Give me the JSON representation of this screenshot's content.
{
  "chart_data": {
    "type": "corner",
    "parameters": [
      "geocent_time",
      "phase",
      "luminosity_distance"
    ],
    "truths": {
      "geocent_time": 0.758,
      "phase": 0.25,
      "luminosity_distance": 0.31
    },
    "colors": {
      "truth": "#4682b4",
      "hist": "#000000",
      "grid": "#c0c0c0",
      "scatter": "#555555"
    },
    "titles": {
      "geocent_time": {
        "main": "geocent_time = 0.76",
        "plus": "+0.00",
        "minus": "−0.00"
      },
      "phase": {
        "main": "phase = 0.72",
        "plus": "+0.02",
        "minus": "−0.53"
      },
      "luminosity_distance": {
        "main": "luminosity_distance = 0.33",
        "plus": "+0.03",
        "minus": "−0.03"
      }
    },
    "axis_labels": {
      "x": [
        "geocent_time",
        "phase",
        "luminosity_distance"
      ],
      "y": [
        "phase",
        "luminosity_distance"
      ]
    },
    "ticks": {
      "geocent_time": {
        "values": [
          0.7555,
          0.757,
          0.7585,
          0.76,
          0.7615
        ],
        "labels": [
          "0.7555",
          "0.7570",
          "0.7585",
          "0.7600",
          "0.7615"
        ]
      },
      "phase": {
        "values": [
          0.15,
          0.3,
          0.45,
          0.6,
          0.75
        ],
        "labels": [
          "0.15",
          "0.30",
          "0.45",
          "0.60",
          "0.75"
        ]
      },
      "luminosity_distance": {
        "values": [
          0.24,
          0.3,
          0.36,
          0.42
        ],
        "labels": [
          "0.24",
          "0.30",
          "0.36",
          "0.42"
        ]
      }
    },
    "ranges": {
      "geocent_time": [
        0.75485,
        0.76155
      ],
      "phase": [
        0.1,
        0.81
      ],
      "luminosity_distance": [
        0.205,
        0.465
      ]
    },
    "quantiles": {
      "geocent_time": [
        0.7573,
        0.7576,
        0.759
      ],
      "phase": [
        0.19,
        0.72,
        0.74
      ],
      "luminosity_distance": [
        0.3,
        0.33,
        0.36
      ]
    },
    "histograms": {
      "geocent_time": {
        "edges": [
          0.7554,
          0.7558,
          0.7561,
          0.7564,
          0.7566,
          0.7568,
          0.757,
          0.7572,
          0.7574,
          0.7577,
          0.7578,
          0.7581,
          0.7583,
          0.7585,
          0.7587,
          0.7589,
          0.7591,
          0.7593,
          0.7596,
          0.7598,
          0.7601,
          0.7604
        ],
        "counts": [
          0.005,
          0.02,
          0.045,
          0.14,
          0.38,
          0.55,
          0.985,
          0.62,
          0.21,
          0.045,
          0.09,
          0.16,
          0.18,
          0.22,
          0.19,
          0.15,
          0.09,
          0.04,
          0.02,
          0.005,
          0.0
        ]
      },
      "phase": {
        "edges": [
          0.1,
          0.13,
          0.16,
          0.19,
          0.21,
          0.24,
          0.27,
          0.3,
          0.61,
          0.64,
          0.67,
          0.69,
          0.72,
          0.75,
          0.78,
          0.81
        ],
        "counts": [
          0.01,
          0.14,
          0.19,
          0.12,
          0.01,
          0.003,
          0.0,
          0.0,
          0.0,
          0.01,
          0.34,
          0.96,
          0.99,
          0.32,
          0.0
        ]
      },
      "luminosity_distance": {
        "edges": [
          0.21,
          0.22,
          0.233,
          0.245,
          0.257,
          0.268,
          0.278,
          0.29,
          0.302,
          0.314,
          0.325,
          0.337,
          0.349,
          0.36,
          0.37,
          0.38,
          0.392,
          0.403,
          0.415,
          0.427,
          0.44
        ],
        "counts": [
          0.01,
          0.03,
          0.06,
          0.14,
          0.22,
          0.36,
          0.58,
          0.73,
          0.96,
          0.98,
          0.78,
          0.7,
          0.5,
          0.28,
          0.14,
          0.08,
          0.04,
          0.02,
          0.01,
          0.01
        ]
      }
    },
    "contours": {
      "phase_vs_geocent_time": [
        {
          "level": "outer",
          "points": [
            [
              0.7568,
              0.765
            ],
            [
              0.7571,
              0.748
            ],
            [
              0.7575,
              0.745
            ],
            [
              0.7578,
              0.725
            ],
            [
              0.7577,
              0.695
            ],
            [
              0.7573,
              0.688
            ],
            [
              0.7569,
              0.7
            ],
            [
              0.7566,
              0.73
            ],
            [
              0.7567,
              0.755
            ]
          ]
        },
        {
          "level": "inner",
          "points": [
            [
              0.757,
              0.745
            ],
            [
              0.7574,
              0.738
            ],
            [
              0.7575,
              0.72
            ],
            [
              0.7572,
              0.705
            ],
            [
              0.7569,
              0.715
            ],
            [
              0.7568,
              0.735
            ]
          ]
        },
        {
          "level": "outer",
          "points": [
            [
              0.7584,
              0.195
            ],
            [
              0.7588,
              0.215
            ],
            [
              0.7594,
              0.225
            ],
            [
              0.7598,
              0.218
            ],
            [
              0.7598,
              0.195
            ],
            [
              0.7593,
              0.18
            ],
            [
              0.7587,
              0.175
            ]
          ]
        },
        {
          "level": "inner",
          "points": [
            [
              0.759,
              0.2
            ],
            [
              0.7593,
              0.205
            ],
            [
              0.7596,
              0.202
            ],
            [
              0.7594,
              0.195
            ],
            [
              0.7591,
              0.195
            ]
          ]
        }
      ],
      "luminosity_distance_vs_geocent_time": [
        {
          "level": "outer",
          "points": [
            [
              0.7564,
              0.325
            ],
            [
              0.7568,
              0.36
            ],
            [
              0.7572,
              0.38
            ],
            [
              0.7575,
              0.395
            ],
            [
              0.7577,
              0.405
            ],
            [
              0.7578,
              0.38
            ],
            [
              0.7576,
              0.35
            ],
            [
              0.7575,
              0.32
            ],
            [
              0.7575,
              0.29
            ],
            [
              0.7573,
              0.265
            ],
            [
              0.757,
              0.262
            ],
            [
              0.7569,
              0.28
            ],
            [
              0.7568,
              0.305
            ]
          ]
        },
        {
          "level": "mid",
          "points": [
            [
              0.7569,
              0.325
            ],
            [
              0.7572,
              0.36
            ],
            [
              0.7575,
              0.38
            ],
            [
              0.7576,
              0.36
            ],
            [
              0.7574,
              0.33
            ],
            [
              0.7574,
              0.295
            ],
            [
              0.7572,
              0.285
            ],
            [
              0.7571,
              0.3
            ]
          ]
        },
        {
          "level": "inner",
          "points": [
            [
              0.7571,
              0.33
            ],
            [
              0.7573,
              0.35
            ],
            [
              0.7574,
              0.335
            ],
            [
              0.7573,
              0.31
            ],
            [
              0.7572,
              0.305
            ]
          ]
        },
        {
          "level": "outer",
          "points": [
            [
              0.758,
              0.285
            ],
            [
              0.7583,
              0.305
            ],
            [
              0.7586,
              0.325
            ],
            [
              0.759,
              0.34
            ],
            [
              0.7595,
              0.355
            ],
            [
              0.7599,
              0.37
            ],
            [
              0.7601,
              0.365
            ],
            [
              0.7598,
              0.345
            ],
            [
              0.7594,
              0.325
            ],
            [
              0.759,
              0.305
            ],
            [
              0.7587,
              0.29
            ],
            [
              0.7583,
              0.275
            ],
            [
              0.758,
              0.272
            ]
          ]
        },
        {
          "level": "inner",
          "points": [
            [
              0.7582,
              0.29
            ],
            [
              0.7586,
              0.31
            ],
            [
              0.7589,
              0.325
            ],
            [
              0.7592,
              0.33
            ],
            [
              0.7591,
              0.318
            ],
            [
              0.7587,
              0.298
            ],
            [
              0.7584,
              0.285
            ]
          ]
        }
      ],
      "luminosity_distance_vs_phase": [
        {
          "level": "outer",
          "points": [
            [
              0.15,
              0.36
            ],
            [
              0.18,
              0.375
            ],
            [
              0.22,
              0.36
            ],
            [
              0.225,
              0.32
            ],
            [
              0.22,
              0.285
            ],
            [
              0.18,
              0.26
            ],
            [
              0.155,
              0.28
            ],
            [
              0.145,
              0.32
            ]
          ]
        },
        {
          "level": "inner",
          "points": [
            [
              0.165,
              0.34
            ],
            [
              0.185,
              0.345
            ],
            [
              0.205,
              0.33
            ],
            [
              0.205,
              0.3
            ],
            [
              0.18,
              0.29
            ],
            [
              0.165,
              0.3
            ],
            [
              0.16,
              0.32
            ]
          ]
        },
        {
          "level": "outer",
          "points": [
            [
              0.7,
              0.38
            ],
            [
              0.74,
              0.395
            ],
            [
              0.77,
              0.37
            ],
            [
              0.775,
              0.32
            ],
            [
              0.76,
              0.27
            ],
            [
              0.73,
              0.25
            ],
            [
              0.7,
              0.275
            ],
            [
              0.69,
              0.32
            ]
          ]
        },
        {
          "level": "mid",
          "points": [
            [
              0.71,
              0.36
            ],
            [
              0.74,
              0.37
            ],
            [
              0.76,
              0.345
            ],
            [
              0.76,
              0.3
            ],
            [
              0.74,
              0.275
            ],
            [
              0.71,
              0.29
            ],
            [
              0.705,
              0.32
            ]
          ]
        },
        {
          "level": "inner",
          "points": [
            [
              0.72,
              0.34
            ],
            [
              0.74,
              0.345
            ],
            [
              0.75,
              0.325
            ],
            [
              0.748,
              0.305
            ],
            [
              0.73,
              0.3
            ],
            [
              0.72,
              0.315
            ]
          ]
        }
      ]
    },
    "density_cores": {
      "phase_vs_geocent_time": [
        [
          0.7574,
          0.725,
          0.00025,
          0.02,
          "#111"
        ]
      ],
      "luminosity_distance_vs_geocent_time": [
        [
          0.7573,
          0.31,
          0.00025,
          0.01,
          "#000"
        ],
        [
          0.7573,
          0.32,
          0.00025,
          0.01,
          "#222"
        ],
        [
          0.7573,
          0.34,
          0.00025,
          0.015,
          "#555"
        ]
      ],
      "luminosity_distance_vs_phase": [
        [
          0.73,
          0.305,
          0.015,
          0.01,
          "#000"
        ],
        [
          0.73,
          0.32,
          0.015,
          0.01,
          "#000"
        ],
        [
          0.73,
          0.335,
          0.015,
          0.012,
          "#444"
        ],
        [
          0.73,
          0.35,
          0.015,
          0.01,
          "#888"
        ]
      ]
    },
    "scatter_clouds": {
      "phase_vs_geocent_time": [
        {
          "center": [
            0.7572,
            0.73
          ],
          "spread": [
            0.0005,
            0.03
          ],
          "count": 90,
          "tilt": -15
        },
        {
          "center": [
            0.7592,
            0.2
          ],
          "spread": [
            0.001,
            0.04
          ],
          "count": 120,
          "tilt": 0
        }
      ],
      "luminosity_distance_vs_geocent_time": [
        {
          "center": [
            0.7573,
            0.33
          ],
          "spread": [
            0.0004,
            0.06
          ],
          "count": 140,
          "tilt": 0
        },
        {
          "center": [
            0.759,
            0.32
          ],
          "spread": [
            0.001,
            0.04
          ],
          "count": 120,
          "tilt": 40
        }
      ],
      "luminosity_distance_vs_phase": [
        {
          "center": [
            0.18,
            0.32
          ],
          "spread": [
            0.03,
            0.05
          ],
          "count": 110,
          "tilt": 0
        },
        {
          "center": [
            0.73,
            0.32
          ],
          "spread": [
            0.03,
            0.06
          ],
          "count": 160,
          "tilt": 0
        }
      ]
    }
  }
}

==

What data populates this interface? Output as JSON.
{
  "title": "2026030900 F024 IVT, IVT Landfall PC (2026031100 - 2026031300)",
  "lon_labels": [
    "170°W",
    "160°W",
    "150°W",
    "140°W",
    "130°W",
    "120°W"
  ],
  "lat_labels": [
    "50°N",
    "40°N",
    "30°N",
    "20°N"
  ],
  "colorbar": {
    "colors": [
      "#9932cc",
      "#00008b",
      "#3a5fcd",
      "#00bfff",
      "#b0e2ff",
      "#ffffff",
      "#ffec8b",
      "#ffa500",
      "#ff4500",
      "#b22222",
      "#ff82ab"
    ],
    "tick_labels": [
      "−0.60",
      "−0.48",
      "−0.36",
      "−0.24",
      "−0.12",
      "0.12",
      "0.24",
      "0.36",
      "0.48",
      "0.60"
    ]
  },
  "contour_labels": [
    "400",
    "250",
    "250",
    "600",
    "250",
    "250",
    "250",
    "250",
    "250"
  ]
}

## Task objective
Your task is to gather all lines from the entries above that hold the word "this".

## Exercise result
Give me the JSON representation of this screenshot's content.
What data populates this interface? Output as JSON.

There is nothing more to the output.